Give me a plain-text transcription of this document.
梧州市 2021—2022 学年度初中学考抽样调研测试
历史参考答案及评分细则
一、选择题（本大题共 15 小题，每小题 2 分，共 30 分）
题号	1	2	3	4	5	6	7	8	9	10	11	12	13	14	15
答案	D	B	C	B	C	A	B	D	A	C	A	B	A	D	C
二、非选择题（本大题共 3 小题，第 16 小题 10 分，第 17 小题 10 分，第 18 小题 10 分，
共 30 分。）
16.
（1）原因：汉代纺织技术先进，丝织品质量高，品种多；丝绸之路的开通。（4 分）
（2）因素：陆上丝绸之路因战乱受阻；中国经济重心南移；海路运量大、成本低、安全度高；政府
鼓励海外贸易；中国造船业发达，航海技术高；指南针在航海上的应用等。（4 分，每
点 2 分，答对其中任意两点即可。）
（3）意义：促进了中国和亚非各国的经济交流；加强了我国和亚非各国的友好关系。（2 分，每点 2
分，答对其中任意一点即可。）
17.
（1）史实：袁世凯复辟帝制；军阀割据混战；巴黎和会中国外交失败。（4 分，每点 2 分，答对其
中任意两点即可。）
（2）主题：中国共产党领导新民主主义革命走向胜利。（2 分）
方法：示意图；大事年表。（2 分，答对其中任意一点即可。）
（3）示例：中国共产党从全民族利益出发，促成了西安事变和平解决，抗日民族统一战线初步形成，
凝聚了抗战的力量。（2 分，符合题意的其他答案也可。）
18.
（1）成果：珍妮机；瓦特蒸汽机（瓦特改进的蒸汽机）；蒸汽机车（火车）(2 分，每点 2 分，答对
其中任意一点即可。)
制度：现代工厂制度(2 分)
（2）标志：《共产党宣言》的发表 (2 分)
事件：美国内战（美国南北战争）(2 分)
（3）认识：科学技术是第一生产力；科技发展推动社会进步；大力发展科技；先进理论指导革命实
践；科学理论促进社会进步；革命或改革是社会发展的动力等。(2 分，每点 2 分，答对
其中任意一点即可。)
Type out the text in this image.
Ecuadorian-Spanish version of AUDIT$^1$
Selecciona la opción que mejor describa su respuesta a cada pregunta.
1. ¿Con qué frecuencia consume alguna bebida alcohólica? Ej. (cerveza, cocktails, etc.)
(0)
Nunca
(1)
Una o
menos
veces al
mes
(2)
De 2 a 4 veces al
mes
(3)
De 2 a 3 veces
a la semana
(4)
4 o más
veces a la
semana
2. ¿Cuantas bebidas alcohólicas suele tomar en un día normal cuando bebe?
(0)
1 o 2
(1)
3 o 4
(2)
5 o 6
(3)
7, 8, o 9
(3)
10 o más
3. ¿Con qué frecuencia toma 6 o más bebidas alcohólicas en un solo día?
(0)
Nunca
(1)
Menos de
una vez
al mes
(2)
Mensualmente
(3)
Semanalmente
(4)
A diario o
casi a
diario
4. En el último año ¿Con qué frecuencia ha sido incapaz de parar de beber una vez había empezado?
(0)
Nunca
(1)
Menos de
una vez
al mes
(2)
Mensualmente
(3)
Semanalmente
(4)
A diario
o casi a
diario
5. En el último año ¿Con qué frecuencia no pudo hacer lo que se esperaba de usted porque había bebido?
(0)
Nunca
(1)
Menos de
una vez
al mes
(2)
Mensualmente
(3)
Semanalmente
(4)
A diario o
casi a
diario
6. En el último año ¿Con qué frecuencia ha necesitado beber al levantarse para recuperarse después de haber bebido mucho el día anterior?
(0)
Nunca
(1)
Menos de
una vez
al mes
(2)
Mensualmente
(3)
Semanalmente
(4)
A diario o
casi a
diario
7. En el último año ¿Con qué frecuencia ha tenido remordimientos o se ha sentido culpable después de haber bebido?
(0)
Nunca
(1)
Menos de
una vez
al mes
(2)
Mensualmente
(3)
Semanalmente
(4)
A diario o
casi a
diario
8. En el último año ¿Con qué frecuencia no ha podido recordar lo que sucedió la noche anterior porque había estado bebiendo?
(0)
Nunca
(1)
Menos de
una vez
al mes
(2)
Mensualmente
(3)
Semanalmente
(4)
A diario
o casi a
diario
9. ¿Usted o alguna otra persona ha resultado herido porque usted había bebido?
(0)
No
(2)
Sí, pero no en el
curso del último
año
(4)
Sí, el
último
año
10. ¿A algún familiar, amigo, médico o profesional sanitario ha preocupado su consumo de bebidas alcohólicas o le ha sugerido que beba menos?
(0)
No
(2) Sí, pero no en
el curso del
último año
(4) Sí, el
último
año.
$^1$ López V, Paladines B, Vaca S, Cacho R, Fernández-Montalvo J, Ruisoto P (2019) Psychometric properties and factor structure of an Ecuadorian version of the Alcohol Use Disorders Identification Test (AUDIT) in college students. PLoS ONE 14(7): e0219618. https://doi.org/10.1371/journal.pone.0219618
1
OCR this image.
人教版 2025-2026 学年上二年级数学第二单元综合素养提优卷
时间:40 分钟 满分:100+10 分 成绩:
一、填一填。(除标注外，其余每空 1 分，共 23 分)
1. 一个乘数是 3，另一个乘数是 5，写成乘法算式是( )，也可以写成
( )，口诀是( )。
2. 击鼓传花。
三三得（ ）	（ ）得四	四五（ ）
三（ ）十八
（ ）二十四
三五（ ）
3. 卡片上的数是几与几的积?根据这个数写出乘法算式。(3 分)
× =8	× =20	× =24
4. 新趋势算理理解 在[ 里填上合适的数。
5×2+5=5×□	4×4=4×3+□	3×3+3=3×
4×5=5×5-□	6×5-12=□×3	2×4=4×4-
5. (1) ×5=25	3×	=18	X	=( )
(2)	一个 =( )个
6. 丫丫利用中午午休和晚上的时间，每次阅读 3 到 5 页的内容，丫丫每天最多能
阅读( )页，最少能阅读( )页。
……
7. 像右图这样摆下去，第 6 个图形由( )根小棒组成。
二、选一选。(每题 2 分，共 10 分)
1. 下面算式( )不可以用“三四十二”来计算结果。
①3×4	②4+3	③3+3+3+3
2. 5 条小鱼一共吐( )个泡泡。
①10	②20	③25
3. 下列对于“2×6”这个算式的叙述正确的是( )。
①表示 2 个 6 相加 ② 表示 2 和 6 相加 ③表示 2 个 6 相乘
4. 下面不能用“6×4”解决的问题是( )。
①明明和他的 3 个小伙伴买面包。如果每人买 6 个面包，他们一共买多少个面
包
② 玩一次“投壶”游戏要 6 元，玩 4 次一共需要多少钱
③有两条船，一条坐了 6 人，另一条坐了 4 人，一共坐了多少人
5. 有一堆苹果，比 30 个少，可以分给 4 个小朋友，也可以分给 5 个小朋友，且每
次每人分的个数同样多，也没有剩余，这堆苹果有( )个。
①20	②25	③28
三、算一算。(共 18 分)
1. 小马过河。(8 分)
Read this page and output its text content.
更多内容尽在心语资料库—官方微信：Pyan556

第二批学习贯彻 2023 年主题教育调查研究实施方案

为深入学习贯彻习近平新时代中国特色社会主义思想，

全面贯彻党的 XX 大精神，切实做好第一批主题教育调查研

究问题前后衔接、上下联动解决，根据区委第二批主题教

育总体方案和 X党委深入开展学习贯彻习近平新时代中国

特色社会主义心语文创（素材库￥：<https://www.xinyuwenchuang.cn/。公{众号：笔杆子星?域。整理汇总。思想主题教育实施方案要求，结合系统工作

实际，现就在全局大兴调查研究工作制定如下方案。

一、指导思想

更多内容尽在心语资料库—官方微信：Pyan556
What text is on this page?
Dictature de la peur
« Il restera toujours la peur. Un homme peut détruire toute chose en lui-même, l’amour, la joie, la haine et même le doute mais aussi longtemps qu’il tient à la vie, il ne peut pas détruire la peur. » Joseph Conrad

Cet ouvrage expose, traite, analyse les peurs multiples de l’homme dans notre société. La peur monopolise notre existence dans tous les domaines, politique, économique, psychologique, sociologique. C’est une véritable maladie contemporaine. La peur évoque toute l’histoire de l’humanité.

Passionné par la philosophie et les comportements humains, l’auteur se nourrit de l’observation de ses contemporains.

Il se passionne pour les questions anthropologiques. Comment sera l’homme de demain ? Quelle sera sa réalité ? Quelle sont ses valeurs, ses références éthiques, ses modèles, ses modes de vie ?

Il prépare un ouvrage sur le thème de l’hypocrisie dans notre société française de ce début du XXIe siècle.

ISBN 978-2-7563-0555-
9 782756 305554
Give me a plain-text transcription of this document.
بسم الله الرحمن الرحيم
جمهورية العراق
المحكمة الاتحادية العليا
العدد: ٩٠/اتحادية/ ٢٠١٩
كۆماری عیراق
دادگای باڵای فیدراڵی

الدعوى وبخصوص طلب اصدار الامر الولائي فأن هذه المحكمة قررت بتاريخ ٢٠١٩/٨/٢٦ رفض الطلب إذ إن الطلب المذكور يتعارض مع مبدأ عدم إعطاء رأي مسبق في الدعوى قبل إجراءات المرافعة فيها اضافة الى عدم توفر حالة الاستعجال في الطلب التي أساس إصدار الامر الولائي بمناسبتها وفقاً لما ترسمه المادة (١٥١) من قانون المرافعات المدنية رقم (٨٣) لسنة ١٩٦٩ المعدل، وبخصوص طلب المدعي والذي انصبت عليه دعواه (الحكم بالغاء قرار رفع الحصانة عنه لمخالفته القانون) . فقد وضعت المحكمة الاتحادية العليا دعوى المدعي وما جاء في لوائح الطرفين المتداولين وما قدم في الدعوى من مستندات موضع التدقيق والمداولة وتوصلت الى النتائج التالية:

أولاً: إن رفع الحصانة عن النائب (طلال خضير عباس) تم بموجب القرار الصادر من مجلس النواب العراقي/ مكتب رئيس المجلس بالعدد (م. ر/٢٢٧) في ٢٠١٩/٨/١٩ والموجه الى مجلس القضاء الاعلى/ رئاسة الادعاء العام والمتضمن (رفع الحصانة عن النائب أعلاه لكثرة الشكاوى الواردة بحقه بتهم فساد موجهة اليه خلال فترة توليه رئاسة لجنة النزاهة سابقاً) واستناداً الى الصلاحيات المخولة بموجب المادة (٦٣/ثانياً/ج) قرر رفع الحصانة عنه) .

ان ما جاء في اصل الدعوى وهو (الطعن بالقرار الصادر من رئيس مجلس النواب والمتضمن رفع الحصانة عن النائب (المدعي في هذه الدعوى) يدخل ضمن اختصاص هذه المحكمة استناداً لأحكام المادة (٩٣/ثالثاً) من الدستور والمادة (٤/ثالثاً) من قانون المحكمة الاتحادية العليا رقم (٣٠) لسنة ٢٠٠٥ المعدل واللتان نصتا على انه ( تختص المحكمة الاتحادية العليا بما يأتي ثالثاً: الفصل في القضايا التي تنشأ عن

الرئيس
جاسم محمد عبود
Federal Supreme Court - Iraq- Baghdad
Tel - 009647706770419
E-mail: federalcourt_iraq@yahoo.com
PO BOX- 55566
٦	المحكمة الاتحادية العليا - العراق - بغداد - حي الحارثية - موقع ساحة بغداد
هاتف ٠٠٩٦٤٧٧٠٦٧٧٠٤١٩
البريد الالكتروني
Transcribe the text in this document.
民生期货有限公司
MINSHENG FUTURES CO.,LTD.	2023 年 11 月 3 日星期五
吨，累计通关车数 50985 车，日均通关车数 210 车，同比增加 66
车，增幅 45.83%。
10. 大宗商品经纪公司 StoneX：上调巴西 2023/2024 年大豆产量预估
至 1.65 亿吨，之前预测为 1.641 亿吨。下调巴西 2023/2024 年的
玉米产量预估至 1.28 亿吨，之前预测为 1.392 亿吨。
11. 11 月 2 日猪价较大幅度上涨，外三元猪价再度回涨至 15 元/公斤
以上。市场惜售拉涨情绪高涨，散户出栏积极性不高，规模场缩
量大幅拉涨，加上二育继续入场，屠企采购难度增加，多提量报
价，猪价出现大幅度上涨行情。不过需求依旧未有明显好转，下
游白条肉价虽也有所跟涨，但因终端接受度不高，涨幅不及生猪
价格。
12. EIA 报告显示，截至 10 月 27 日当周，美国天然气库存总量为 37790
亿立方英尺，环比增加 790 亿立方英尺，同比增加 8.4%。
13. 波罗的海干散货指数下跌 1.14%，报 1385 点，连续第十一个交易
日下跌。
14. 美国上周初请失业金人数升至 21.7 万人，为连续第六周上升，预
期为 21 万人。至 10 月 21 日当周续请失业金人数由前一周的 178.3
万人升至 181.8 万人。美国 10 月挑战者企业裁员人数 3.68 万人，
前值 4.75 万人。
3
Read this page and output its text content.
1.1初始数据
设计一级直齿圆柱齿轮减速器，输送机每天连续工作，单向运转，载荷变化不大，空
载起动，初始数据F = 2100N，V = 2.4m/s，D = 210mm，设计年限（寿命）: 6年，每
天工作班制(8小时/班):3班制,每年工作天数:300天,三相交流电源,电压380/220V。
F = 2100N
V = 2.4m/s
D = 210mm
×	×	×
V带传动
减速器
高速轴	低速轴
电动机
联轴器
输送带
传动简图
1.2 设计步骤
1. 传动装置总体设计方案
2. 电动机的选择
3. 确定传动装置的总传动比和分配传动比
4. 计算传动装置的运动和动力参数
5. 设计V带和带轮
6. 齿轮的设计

- - - -

## EXERCISE DESCRIPTION
Return from the data every line that holds "النائب".

## EXERCISE OUTPUT
أولاً: إن رفع الحصانة عن النائب (طلال خضير عباس) تم بموجب القرار الصادر من مجلس النواب العراقي/ مكتب رئيس المجلس بالعدد (م. ر/٢٢٧) في ٢٠١٩/٨/١٩ والموجه الى مجلس القضاء الاعلى/ رئاسة الادعاء العام والمتضمن (رفع الحصانة عن النائب أعلاه لكثرة الشكاوى الواردة بحقه بتهم فساد موجهة اليه خلال فترة توليه رئاسة لجنة النزاهة سابقاً) واستناداً الى الصلاحيات المخولة بموجب المادة (٦٣/ثانياً/ج) قرر رفع الحصانة عنه) .
ان ما جاء في اصل الدعوى وهو (الطعن بالقرار الصادر من رئيس مجلس النواب والمتضمن رفع الحصانة عن النائب (المدعي في هذه الدعوى) يدخل ضمن اختصاص هذه المحكمة استناداً لأحكام المادة (٩٣/ثالثاً) من الدستور والمادة (٤/ثالثاً) من قانون المحكمة الاتحادية العليا رقم (٣٠) لسنة ٢٠٠٥ المعدل واللتان نصتا على انه ( تختص المحكمة الاتحادية العليا بما يأتي ثالثاً: الفصل في القضايا التي تنشأ عن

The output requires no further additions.